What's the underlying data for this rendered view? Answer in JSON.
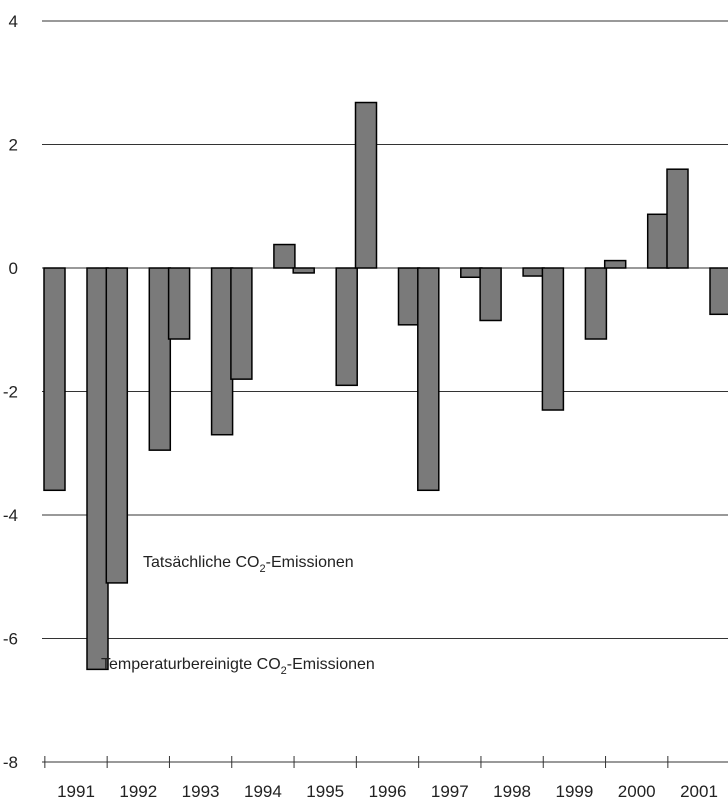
{
  "chart_data": {
    "type": "bar",
    "title": "",
    "xlabel": "",
    "ylabel": "",
    "categories": [
      "1991",
      "1992",
      "1993",
      "1994",
      "1995",
      "1996",
      "1997",
      "1998",
      "1999",
      "2000",
      "2001"
    ],
    "series": [
      {
        "name": "Tatsächliche CO2-Emissionen",
        "values": [
          -3.6,
          -5.1,
          -1.15,
          -1.8,
          -0.08,
          2.68,
          -3.6,
          -0.85,
          -2.3,
          0.12,
          1.6
        ]
      },
      {
        "name": "Temperaturbereinigte CO2-Emissionen",
        "values": [
          -6.5,
          -2.95,
          -2.7,
          0.38,
          -1.9,
          -0.92,
          -0.15,
          -0.13,
          -1.15,
          0.87,
          -0.75
        ]
      }
    ],
    "ylim": [
      -8,
      4
    ],
    "yticks": [
      4,
      2,
      0,
      -2,
      -4,
      -6,
      -8
    ],
    "grid": true,
    "colors": {
      "bar_fill": "#7a7a7a",
      "bar_stroke": "#000000"
    },
    "annotations": [
      {
        "prefix": "Tatsächliche CO",
        "sub": "2",
        "suffix": "-Emissionen"
      },
      {
        "prefix": "Temperaturbereinigte CO",
        "sub": "2",
        "suffix": "-Emissionen"
      }
    ]
  }
}
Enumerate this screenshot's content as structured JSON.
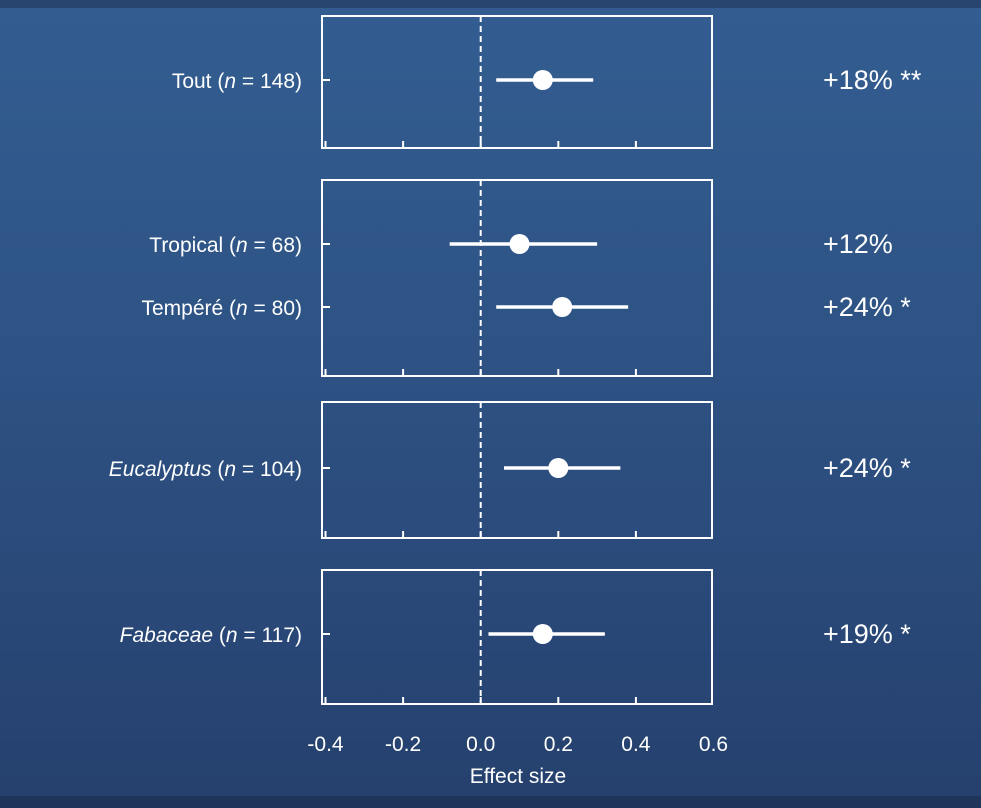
{
  "chart_data": {
    "type": "scatter",
    "xlabel": "Effect size",
    "xlim": [
      -0.4,
      0.6
    ],
    "xticks": [
      "-0.4",
      "-0.2",
      "0.0",
      "0.2",
      "0.4",
      "0.6"
    ],
    "reference_line": 0.0,
    "colors": {
      "background": "#2f5587",
      "marks": "#ffffff"
    },
    "panels": [
      {
        "rows": [
          {
            "label_name": "Tout",
            "n": "148",
            "italic": false,
            "estimate": 0.16,
            "ci": [
              0.04,
              0.29
            ],
            "pct": "+18% **"
          }
        ]
      },
      {
        "rows": [
          {
            "label_name": "Tropical",
            "n": "68",
            "italic": false,
            "estimate": 0.1,
            "ci": [
              -0.08,
              0.3
            ],
            "pct": "+12%"
          },
          {
            "label_name": "Tempéré",
            "n": "80",
            "italic": false,
            "estimate": 0.21,
            "ci": [
              0.04,
              0.38
            ],
            "pct": "+24% *"
          }
        ]
      },
      {
        "rows": [
          {
            "label_name": "Eucalyptus",
            "n": "104",
            "italic": true,
            "estimate": 0.2,
            "ci": [
              0.06,
              0.36
            ],
            "pct": "+24% *"
          }
        ]
      },
      {
        "rows": [
          {
            "label_name": "Fabaceae",
            "n": "117",
            "italic": true,
            "estimate": 0.16,
            "ci": [
              0.02,
              0.32
            ],
            "pct": "+19% *"
          }
        ]
      }
    ]
  }
}
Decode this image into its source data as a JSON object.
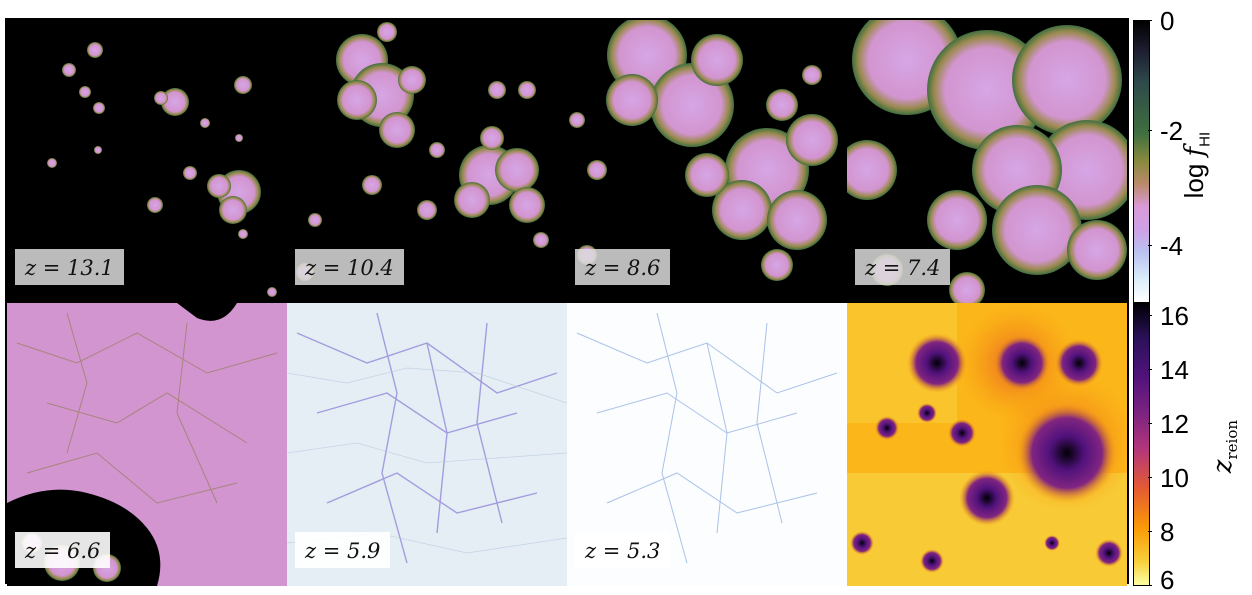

**Job**:
Pick out each line containing the string "Emissionen" and copy it.

**Answer to this problem**:
        "name": "Tatsächliche CO2-Emissionen",
        "name": "Temperaturbereinigte CO2-Emissionen",
        "suffix": "-Emissionen"
        "suffix": "-Emissionen"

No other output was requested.